◆ Exercise prompt ◆
Locate each line in the records containing "natm". Copy it.

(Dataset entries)
━━━━━━━━━━

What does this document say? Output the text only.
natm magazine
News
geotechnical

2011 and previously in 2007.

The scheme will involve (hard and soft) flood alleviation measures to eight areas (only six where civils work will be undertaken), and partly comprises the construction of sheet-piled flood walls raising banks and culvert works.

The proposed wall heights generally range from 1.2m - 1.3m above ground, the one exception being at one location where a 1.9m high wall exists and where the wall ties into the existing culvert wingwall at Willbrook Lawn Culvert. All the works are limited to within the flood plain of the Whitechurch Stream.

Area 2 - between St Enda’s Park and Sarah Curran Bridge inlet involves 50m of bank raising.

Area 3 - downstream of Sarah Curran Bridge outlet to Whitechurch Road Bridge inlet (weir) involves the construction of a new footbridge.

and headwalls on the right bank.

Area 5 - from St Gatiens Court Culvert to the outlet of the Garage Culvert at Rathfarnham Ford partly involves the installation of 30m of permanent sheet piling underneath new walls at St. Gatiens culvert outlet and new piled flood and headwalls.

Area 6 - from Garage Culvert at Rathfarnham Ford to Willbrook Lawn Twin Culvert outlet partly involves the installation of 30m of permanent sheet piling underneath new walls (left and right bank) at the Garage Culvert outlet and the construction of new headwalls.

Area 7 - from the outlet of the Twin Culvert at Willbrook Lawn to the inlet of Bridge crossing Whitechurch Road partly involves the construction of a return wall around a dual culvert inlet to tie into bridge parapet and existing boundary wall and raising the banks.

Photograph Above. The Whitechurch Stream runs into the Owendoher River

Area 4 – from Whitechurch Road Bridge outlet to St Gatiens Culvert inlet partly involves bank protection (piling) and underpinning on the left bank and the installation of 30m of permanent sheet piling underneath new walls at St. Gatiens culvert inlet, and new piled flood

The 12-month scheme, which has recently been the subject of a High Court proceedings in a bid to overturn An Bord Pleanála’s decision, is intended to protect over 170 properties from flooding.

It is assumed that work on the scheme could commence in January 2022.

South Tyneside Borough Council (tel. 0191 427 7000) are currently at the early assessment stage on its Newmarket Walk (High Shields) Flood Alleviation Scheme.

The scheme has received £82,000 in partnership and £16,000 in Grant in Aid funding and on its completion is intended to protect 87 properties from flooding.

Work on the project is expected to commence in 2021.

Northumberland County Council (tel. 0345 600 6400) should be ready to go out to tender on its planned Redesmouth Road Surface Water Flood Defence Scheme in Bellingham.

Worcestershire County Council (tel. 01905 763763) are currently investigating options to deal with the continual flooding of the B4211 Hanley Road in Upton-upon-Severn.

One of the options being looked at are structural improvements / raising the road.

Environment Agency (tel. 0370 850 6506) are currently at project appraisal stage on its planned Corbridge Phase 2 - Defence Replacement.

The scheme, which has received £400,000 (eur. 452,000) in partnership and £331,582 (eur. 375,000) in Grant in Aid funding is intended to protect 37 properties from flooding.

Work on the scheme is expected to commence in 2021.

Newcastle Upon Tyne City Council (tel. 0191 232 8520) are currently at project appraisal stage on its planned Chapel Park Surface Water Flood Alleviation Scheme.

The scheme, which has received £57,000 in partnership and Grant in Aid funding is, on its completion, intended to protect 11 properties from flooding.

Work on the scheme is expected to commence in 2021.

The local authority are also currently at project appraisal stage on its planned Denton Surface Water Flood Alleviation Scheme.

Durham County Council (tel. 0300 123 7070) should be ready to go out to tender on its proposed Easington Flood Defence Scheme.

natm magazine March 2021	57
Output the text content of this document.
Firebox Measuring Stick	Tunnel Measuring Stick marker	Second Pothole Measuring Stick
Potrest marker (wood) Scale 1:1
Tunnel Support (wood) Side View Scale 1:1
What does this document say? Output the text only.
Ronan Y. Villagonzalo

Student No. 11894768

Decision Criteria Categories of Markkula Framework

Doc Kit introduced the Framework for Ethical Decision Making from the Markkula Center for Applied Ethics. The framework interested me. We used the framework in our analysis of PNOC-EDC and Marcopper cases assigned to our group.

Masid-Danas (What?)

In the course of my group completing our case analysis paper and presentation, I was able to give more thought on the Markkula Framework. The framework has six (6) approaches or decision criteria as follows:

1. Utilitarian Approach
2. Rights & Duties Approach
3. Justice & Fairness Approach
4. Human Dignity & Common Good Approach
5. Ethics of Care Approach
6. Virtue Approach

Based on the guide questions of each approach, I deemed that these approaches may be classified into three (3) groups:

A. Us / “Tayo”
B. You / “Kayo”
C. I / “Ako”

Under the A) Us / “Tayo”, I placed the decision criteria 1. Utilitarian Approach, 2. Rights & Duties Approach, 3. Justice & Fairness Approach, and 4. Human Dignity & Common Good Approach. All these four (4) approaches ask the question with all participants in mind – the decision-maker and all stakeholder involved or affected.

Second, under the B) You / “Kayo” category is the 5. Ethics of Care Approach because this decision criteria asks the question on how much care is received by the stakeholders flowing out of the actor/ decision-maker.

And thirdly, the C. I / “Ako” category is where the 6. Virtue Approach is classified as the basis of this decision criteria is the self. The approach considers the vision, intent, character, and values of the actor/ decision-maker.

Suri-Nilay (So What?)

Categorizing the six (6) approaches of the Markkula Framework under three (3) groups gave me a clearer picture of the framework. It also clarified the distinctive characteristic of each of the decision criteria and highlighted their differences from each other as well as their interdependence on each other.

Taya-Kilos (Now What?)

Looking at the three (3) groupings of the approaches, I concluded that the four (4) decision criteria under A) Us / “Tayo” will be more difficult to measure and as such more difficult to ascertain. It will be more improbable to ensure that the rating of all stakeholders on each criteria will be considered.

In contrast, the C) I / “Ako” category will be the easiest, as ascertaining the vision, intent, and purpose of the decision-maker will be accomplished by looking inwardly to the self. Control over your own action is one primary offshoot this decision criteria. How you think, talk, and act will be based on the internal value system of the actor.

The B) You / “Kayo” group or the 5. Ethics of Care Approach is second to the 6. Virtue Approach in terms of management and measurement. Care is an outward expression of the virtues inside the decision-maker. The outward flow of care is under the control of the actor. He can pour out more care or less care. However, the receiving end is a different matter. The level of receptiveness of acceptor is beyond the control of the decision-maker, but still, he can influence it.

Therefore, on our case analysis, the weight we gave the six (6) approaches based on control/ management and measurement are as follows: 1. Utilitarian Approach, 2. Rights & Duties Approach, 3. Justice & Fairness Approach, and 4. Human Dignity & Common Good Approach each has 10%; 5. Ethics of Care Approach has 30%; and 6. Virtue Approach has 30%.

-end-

━━━━━━━━━━

◆ Worked solution ◆
natm magazine
natm magazine March 2021	57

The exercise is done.